- Written task -
Return the records that follow, matching each one exactly.

- Data in this exercise -
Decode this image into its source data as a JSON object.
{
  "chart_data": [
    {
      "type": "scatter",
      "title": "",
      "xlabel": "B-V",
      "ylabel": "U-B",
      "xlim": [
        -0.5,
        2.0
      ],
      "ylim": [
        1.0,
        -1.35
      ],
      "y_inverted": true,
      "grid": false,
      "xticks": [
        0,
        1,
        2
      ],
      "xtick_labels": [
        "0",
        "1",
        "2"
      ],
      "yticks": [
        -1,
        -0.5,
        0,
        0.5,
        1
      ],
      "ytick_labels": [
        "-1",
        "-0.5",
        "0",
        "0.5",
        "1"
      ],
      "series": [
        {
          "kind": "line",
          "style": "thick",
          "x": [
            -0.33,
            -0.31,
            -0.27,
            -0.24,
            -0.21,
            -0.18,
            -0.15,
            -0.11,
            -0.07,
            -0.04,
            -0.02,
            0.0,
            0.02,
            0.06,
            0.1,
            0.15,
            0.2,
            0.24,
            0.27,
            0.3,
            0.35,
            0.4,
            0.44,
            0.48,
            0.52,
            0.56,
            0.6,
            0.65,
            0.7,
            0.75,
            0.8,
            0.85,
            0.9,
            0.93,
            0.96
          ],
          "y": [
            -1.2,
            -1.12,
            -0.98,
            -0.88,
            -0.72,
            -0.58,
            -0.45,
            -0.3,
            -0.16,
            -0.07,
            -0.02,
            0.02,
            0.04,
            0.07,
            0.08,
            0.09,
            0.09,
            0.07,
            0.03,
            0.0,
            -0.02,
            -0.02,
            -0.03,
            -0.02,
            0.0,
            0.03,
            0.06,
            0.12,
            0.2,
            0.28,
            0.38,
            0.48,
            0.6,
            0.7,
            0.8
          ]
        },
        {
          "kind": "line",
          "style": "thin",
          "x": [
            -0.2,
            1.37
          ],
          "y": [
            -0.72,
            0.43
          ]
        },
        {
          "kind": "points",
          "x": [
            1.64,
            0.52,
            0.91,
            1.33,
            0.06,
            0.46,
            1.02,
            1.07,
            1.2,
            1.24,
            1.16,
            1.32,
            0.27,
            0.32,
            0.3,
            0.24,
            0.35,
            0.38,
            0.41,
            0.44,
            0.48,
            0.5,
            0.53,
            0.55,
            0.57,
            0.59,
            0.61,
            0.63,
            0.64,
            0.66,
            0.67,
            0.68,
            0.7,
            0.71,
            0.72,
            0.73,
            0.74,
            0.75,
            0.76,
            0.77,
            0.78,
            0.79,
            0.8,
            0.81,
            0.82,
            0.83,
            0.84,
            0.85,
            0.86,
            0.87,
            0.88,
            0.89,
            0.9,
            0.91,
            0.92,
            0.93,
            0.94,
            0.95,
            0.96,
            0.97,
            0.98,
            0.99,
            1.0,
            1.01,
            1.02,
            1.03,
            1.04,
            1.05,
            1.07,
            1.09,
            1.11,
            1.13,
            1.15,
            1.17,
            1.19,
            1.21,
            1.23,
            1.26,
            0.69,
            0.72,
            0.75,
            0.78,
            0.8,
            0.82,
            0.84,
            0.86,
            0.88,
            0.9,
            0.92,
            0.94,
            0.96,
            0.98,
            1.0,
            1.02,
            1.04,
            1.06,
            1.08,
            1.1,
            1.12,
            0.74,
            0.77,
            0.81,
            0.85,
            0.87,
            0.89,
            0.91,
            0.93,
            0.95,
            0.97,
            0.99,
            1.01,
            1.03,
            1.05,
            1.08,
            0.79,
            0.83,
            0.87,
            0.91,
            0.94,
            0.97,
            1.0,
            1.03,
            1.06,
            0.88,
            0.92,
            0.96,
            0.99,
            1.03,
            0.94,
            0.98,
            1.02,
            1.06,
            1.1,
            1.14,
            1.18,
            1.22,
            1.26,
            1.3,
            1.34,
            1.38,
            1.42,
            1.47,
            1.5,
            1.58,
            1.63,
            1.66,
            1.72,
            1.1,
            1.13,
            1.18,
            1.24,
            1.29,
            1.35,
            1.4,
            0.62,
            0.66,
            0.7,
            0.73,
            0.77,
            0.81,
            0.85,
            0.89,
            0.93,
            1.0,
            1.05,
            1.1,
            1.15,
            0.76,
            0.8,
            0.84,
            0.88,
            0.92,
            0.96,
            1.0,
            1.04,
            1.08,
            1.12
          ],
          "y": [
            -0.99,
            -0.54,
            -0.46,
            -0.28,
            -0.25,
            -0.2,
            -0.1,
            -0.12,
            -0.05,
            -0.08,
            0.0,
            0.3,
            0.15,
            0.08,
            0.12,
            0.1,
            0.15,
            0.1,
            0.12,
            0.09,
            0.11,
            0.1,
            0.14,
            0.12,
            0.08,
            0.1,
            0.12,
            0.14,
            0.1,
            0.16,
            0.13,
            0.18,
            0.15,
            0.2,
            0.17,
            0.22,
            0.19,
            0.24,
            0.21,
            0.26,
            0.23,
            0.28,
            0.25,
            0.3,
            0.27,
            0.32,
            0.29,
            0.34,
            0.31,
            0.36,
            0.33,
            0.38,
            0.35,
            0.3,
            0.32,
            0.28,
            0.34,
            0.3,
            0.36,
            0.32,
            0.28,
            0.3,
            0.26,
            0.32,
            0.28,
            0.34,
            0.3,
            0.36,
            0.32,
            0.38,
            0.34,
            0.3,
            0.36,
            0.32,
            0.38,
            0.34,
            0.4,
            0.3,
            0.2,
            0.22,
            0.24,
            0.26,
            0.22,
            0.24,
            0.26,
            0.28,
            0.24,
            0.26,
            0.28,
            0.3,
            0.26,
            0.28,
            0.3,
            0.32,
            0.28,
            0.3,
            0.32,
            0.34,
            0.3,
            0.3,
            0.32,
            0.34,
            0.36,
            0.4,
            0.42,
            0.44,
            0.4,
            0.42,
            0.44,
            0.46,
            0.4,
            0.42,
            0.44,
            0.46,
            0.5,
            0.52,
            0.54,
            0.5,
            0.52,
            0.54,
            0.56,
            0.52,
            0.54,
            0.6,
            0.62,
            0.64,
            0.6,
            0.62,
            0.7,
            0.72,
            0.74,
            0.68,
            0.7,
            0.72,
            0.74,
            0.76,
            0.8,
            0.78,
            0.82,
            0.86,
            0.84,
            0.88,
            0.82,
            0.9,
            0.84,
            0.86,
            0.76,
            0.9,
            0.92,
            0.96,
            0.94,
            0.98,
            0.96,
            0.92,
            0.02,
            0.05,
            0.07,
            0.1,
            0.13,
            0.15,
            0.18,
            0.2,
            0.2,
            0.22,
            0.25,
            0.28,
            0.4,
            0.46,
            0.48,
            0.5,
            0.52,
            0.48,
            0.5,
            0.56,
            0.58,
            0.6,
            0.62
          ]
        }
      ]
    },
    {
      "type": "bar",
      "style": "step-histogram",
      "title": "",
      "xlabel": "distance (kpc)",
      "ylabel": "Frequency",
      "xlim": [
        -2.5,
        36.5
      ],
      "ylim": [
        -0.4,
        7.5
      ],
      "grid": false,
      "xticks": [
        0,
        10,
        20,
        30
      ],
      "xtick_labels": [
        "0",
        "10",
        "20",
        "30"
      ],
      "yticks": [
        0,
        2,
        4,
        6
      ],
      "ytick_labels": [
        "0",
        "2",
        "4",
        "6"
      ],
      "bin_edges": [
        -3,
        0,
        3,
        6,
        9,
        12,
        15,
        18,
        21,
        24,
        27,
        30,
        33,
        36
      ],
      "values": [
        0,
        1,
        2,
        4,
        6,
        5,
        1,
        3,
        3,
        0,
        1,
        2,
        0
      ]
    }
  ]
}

- Output for this exercise -
Decode this image into its source data as a JSON object.
{
  "chart_data": [
    {
      "type": "scatter",
      "title": "",
      "xlabel": "B-V",
      "ylabel": "U-B",
      "xlim": [
        -0.5,
        2.0
      ],
      "ylim": [
        1.0,
        -1.35
      ],
      "y_inverted": true,
      "grid": false,
      "xticks": [
        0,
        1,
        2
      ],
      "xtick_labels": [
        "0",
        "1",
        "2"
      ],
      "yticks": [
        -1,
        -0.5,
        0,
        0.5,
        1
      ],
      "ytick_labels": [
        "-1",
        "-0.5",
        "0",
        "0.5",
        "1"
      ],
      "series": [
        {
          "kind": "line",
          "style": "thick",
          "x": [
            -0.33,
            -0.31,
            -0.27,
            -0.24,
            -0.21,
            -0.18,
            -0.15,
            -0.11,
            -0.07,
            -0.04,
            -0.02,
            0.0,
            0.02,
            0.06,
            0.1,
            0.15,
            0.2,
            0.24,
            0.27,
            0.3,
            0.35,
            0.4,
            0.44,
            0.48,
            0.52,
            0.56,
            0.6,
            0.65,
            0.7,
            0.75,
            0.8,
            0.85,
            0.9,
            0.93,
            0.96
          ],
          "y": [
            -1.2,
            -1.12,
            -0.98,
            -0.88,
            -0.72,
            -0.58,
            -0.45,
            -0.3,
            -0.16,
            -0.07,
            -0.02,
            0.02,
            0.04,
            0.07,
            0.08,
            0.09,
            0.09,
            0.07,
            0.03,
            0.0,
            -0.02,
            -0.02,
            -0.03,
            -0.02,
            0.0,
            0.03,
            0.06,
            0.12,
            0.2,
            0.28,
            0.38,
            0.48,
            0.6,
            0.7,
            0.8
          ]
        },
        {
          "kind": "line",
          "style": "thin",
          "x": [
            -0.2,
            1.37
          ],
          "y": [
            -0.72,
            0.43
          ]
        },
        {
          "kind": "points",
          "x": [
            1.64,
            0.52,
            0.91,
            1.33,
            0.06,
            0.46,
            1.02,
            1.07,
            1.2,
            1.24,
            1.16,
            1.32,
            0.27,
            0.32,
            0.3,
            0.24,
            0.35,
            0.38,
            0.41,
            0.44,
            0.48,
            0.5,
            0.53,
            0.55,
            0.57,
            0.59,
            0.61,
            0.63,
            0.64,
            0.66,
            0.67,
            0.68,
            0.7,
            0.71,
            0.72,
            0.73,
            0.74,
            0.75,
            0.76,
            0.77,
            0.78,
            0.79,
            0.8,
            0.81,
            0.82,
            0.83,
            0.84,
            0.85,
            0.86,
            0.87,
            0.88,
            0.89,
            0.9,
            0.91,
            0.92,
            0.93,
            0.94,
            0.95,
            0.96,
            0.97,
            0.98,
            0.99,
            1.0,
            1.01,
            1.02,
            1.03,
            1.04,
            1.05,
            1.07,
            1.09,
            1.11,
            1.13,
            1.15,
            1.17,
            1.19,
            1.21,
            1.23,
            1.26,
            0.69,
            0.72,
            0.75,
            0.78,
            0.8,
            0.82,
            0.84,
            0.86,
            0.88,
            0.9,
            0.92,
            0.94,
            0.96,
            0.98,
            1.0,
            1.02,
            1.04,
            1.06,
            1.08,
            1.1,
            1.12,
            0.74,
            0.77,
            0.81,
            0.85,
            0.87,
            0.89,
            0.91,
            0.93,
            0.95,
            0.97,
            0.99,
            1.01,
            1.03,
            1.05,
            1.08,
            0.79,
            0.83,
            0.87,
            0.91,
            0.94,
            0.97,
            1.0,
            1.03,
            1.06,
            0.88,
            0.92,
            0.96,
            0.99,
            1.03,
            0.94,
            0.98,
            1.02,
            1.06,
            1.1,
            1.14,
            1.18,
            1.22,
            1.26,
            1.3,
            1.34,
            1.38,
            1.42,
            1.47,
            1.5,
            1.58,
            1.63,
            1.66,
            1.72,
            1.1,
            1.13,
            1.18,
            1.24,
            1.29,
            1.35,
            1.4,
            0.62,
            0.66,
            0.7,
            0.73,
            0.77,
            0.81,
            0.85,
            0.89,
            0.93,
            1.0,
            1.05,
            1.1,
            1.15,
            0.76,
            0.8,
            0.84,
            0.88,
            0.92,
            0.96,
            1.0,
            1.04,
            1.08,
            1.12
          ],
          "y": [
            -0.99,
            -0.54,
            -0.46,
            -0.28,
            -0.25,
            -0.2,
            -0.1,
            -0.12,
            -0.05,
            -0.08,
            0.0,
            0.3,
            0.15,
            0.08,
            0.12,
            0.1,
            0.15,
            0.1,
            0.12,
            0.09,
            0.11,
            0.1,
            0.14,
            0.12,
            0.08,
            0.1,
            0.12,
            0.14,
            0.1,
            0.16,
            0.13,
            0.18,
            0.15,
            0.2,
            0.17,
            0.22,
            0.19,
            0.24,
            0.21,
            0.26,
            0.23,
            0.28,
            0.25,
            0.3,
            0.27,
            0.32,
            0.29,
            0.34,
            0.31,
            0.36,
            0.33,
            0.38,
            0.35,
            0.3,
            0.32,
            0.28,
            0.34,
            0.3,
            0.36,
            0.32,
            0.28,
            0.3,
            0.26,
            0.32,
            0.28,
            0.34,
            0.3,
            0.36,
            0.32,
            0.38,
            0.34,
            0.3,
            0.36,
            0.32,
            0.38,
            0.34,
            0.4,
            0.3,
            0.2,
            0.22,
            0.24,
            0.26,
            0.22,
            0.24,
            0.26,
            0.28,
            0.24,
            0.26,
            0.28,
            0.3,
            0.26,
            0.28,
            0.3,
            0.32,
            0.28,
            0.3,
            0.32,
            0.34,
            0.3,
            0.3,
            0.32,
            0.34,
            0.36,
            0.4,
            0.42,
            0.44,
            0.4,
            0.42,
            0.44,
            0.46,
            0.4,
            0.42,
            0.44,
            0.46,
            0.5,
            0.52,
            0.54,
            0.5,
            0.52,
            0.54,
            0.56,
            0.52,
            0.54,
            0.6,
            0.62,
            0.64,
            0.6,
            0.62,
            0.7,
            0.72,
            0.74,
            0.68,
            0.7,
            0.72,
            0.74,
            0.76,
            0.8,
            0.78,
            0.82,
            0.86,
            0.84,
            0.88,
            0.82,
            0.9,
            0.84,
            0.86,
            0.76,
            0.9,
            0.92,
            0.96,
            0.94,
            0.98,
            0.96,
            0.92,
            0.02,
            0.05,
            0.07,
            0.1,
            0.13,
            0.15,
            0.18,
            0.2,
            0.2,
            0.22,
            0.25,
            0.28,
            0.4,
            0.46,
            0.48,
            0.5,
            0.52,
            0.48,
            0.5,
            0.56,
            0.58,
            0.6,
            0.62
          ]
        }
      ]
    },
    {
      "type": "bar",
      "style": "step-histogram",
      "title": "",
      "xlabel": "distance (kpc)",
      "ylabel": "Frequency",
      "xlim": [
        -2.5,
        36.5
      ],
      "ylim": [
        -0.4,
        7.5
      ],
      "grid": false,
      "xticks": [
        0,
        10,
        20,
        30
      ],
      "xtick_labels": [
        "0",
        "10",
        "20",
        "30"
      ],
      "yticks": [
        0,
        2,
        4,
        6
      ],
      "ytick_labels": [
        "0",
        "2",
        "4",
        "6"
      ],
      "bin_edges": [
        -3,
        0,
        3,
        6,
        9,
        12,
        15,
        18,
        21,
        24,
        27,
        30,
        33,
        36
      ],
      "values": [
        0,
        1,
        2,
        4,
        6,
        5,
        1,
        3,
        3,
        0,
        1,
        2,
        0
      ]
    }
  ]
}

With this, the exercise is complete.